INSTRUCTIONS TO FOLLOW:
In the listing that follows, count each line where the word "ODEs" appears; write nothing but the count.

[Stored data entries]
────────────────────
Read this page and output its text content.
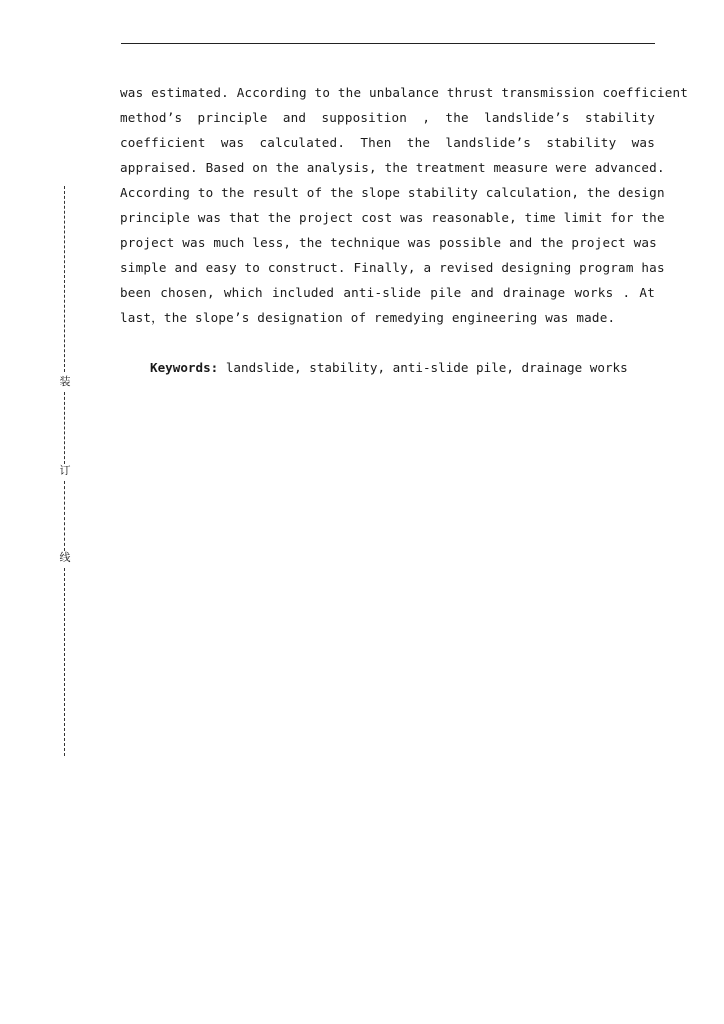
was estimated. According to the unbalance thrust transmission coefficient
method’s principle and supposition , the landslide’s stability
coefficient was calculated. Then the landslide’s stability was
appraised. Based on the analysis, the treatment measure were advanced.
According to the result of the slope stability calculation, the design
principle was that the project cost was reasonable, time limit for the
project was much less, the technique was possible and the project was
simple and easy to construct. Finally, a revised designing program has
been chosen, which included anti-slide pile and drainage works . At
last，the slope’s designation of remedying engineering was made.
Keywords: landslide, stability, anti-slide pile, drainage works
装
订
线
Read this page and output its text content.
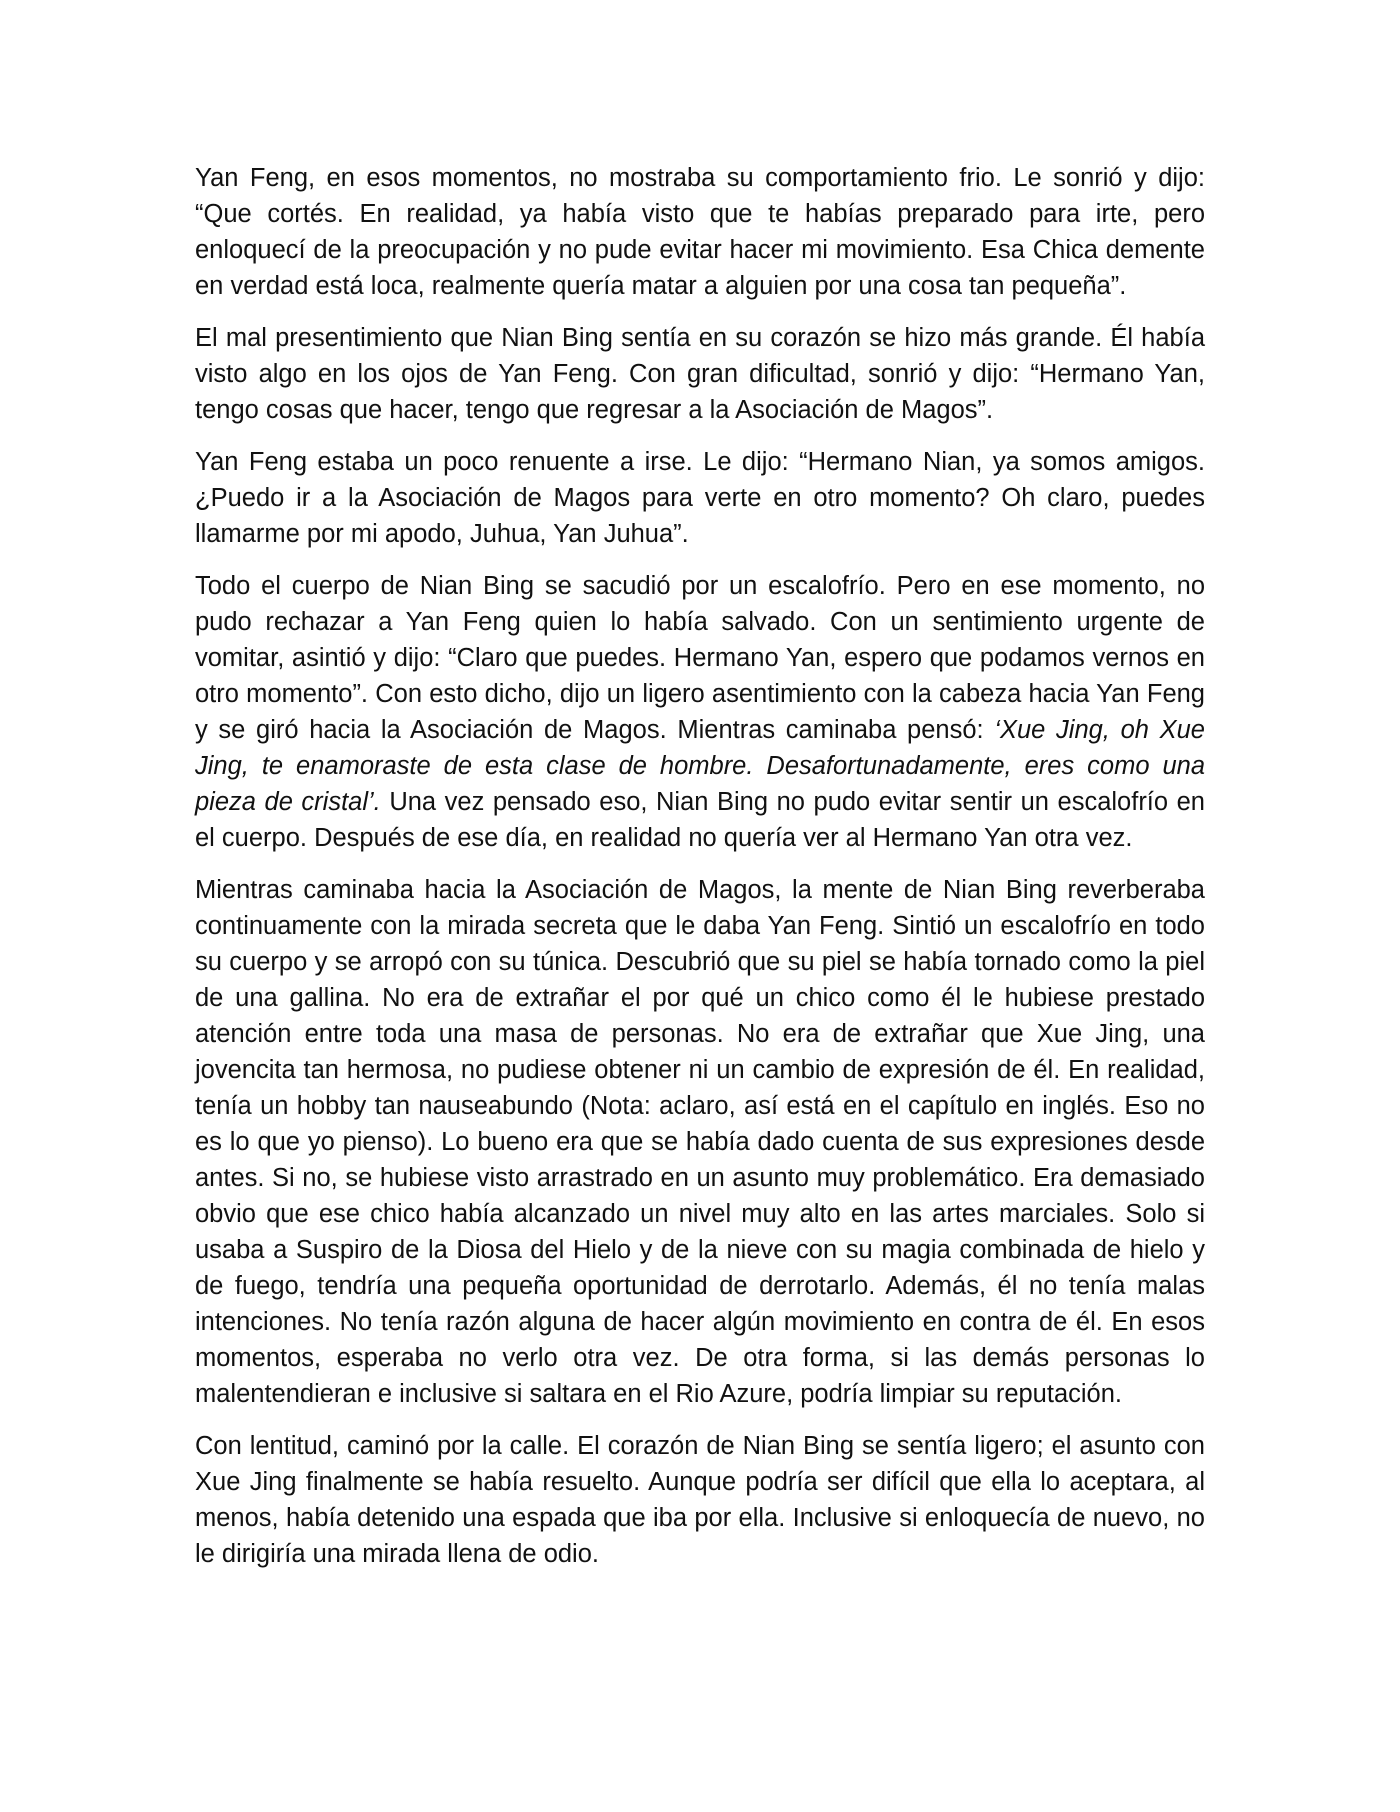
Yan Feng, en esos momentos, no mostraba su comportamiento frio. Le sonrió y dijo: “Que cortés. En realidad, ya había visto que te habías preparado para irte, pero enloquecí de la preocupación y no pude evitar hacer mi movimiento. Esa Chica demente en verdad está loca, realmente quería matar a alguien por una cosa tan pequeña”.

El mal presentimiento que Nian Bing sentía en su corazón se hizo más grande. Él había visto algo en los ojos de Yan Feng. Con gran dificultad, sonrió y dijo: “Hermano Yan, tengo cosas que hacer, tengo que regresar a la Asociación de Magos”.

Yan Feng estaba un poco renuente a irse. Le dijo: “Hermano Nian, ya somos amigos. ¿Puedo ir a la Asociación de Magos para verte en otro momento? Oh claro, puedes llamarme por mi apodo, Juhua, Yan Juhua”.

Todo el cuerpo de Nian Bing se sacudió por un escalofrío. Pero en ese momento, no pudo rechazar a Yan Feng quien lo había salvado. Con un sentimiento urgente de vomitar, asintió y dijo: “Claro que puedes. Hermano Yan, espero que podamos vernos en otro momento”. Con esto dicho, dijo un ligero asentimiento con la cabeza hacia Yan Feng y se giró hacia la Asociación de Magos. Mientras caminaba pensó: ‘Xue Jing, oh Xue Jing, te enamoraste de esta clase de hombre. Desafortunadamente, eres como una pieza de cristal’. Una vez pensado eso, Nian Bing no pudo evitar sentir un escalofrío en el cuerpo. Después de ese día, en realidad no quería ver al Hermano Yan otra vez.

Mientras caminaba hacia la Asociación de Magos, la mente de Nian Bing reverberaba continuamente con la mirada secreta que le daba Yan Feng. Sintió un escalofrío en todo su cuerpo y se arropó con su túnica. Descubrió que su piel se había tornado como la piel de una gallina. No era de extrañar el por qué un chico como él le hubiese prestado atención entre toda una masa de personas. No era de extrañar que Xue Jing, una jovencita tan hermosa, no pudiese obtener ni un cambio de expresión de él. En realidad, tenía un hobby tan nauseabundo (Nota: aclaro, así está en el capítulo en inglés. Eso no es lo que yo pienso). Lo bueno era que se había dado cuenta de sus expresiones desde antes. Si no, se hubiese visto arrastrado en un asunto muy problemático. Era demasiado obvio que ese chico había alcanzado un nivel muy alto en las artes marciales. Solo si usaba a Suspiro de la Diosa del Hielo y de la nieve con su magia combinada de hielo y de fuego, tendría una pequeña oportunidad de derrotarlo. Además, él no tenía malas intenciones. No tenía razón alguna de hacer algún movimiento en contra de él. En esos momentos, esperaba no verlo otra vez. De otra forma, si las demás personas lo malentendieran e inclusive si saltara en el Rio Azure, podría limpiar su reputación.

Con lentitud, caminó por la calle. El corazón de Nian Bing se sentía ligero; el asunto con Xue Jing finalmente se había resuelto. Aunque podría ser difícil que ella lo aceptara, al menos, había detenido una espada que iba por ella. Inclusive si enloquecía de nuevo, no le dirigiría una mirada llena de odio.
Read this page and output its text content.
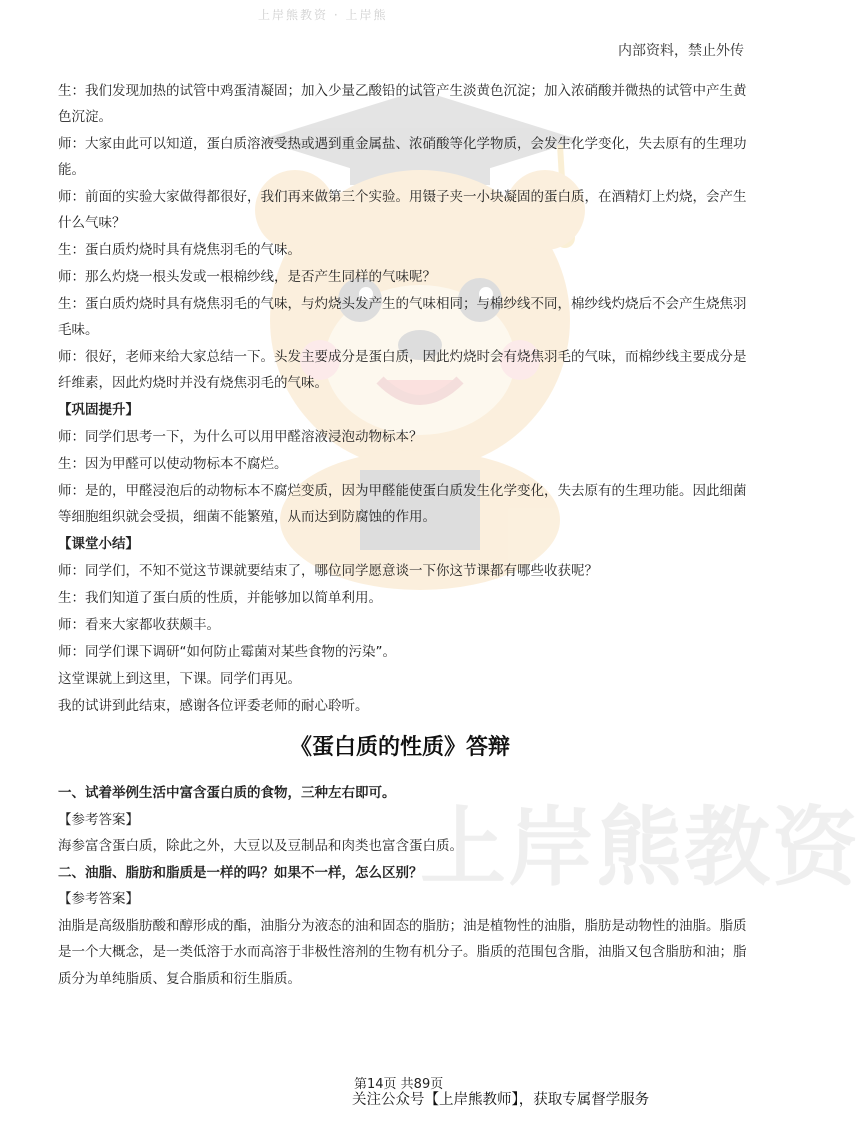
上岸熊教资 · 上岸熊
内部资料，禁止外传
上岸熊教资

生：我们发现加热的试管中鸡蛋清凝固；加入少量乙酸铅的试管产生淡黄色沉淀；加入浓硝酸并微热的试管中产生黄色沉淀。

师：大家由此可以知道，蛋白质溶液受热或遇到重金属盐、浓硝酸等化学物质，会发生化学变化，失去原有的生理功能。

师：前面的实验大家做得都很好，我们再来做第三个实验。用镊子夹一小块凝固的蛋白质，在酒精灯上灼烧，会产生什么气味？

生：蛋白质灼烧时具有烧焦羽毛的气味。

师：那么灼烧一根头发或一根棉纱线，是否产生同样的气味呢？

生：蛋白质灼烧时具有烧焦羽毛的气味，与灼烧头发产生的气味相同；与棉纱线不同，棉纱线灼烧后不会产生烧焦羽毛味。

师：很好，老师来给大家总结一下。头发主要成分是蛋白质，因此灼烧时会有烧焦羽毛的气味，而棉纱线主要成分是纤维素，因此灼烧时并没有烧焦羽毛的气味。

【巩固提升】

师：同学们思考一下，为什么可以用甲醛溶液浸泡动物标本？

生：因为甲醛可以使动物标本不腐烂。

师：是的，甲醛浸泡后的动物标本不腐烂变质，因为甲醛能使蛋白质发生化学变化，失去原有的生理功能。因此细菌等细胞组织就会受损，细菌不能繁殖，从而达到防腐蚀的作用。

【课堂小结】

师：同学们，不知不觉这节课就要结束了，哪位同学愿意谈一下你这节课都有哪些收获呢？

生：我们知道了蛋白质的性质，并能够加以简单利用。

师：看来大家都收获颇丰。

师：同学们课下调研“如何防止霉菌对某些食物的污染”。

这堂课就上到这里，下课。同学们再见。

我的试讲到此结束，感谢各位评委老师的耐心聆听。

《蛋白质的性质》答辩

一、试着举例生活中富含蛋白质的食物，三种左右即可。

【参考答案】

海参富含蛋白质，除此之外，大豆以及豆制品和肉类也富含蛋白质。

二、油脂、脂肪和脂质是一样的吗？如果不一样，怎么区别？

【参考答案】

油脂是高级脂肪酸和醇形成的酯，油脂分为液态的油和固态的脂肪；油是植物性的油脂，脂肪是动物性的油脂。脂质是一个大概念，是一类低溶于水而高溶于非极性溶剂的生物有机分子。脂质的范围包含脂，油脂又包含脂肪和油；脂质分为单纯脂质、复合脂质和衍生脂质。

第14页 共89页
关注公众号【上岸熊教师】，获取专属督学服务
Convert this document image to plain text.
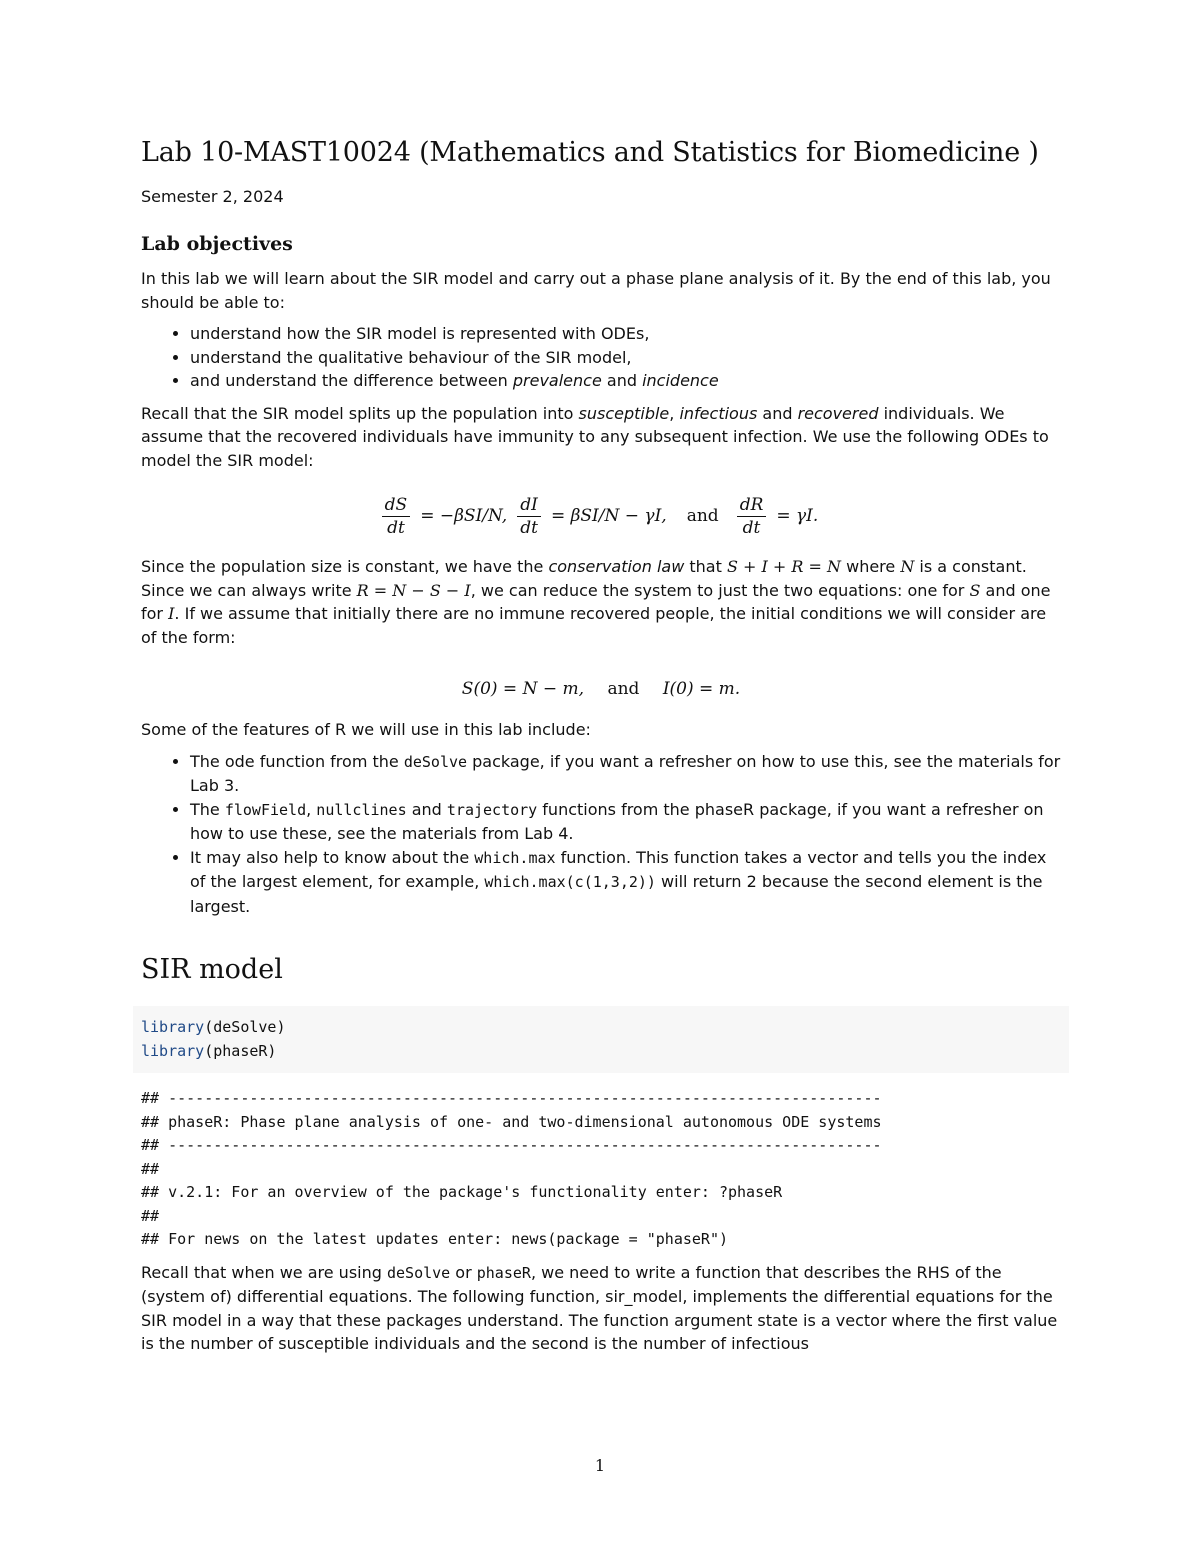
Lab 10-MAST10024 (Mathematics and Statistics for Biomedicine )
Semester 2, 2024
Lab objectives

In this lab we will learn about the SIR model and carry out a phase plane analysis of it. By the end of this lab, you should be able to:

• understand how the SIR model is represented with ODEs,
• understand the qualitative behaviour of the SIR model,
• and understand the difference between prevalence and incidence

Recall that the SIR model splits up the population into susceptible, infectious and recovered individuals. We assume that the recovered individuals have immunity to any subsequent infection. We use the following ODEs to model the SIR model:

$\frac{dS}{dt} = -\beta SI/N$, $\frac{dI}{dt} = \beta SI/N - \gamma I$, and $\frac{dR}{dt} = \gamma I$.

Since the population size is constant, we have the conservation law that S + I + R = N where N is a constant. Since we can always write R = N − S − I, we can reduce the system to just the two equations: one for S and one for I. If we assume that initially there are no immune recovered people, the initial conditions we will consider are of the form:

S(0) = N − m, and I(0) = m.

Some of the features of R we will use in this lab include:

• The ode function from the deSolve package, if you want a refresher on how to use this, see the materials for Lab 3.
• The flowField, nullclines and trajectory functions from the phaseR package, if you want a refresher on how to use these, see the materials from Lab 4.
• It may also help to know about the which.max function. This function takes a vector and tells you the index of the largest element, for example, which.max(c(1,3,2)) will return 2 because the second element is the largest.
SIR model
library(deSolve)
library(phaseR)
## -------------------------------------------------------------------------------
## phaseR: Phase plane analysis of one- and two-dimensional autonomous ODE systems
## -------------------------------------------------------------------------------
##
## v.2.1: For an overview of the package's functionality enter: ?phaseR
##
## For news on the latest updates enter: news(package = "phaseR")

Recall that when we are using deSolve or phaseR, we need to write a function that describes the RHS of the (system of) differential equations. The following function, sir_model, implements the differential equations for the SIR model in a way that these packages understand. The function argument state is a vector where the first value is the number of susceptible individuals and the second is the number of infectious

1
────────────────────
TASK RESULT:
2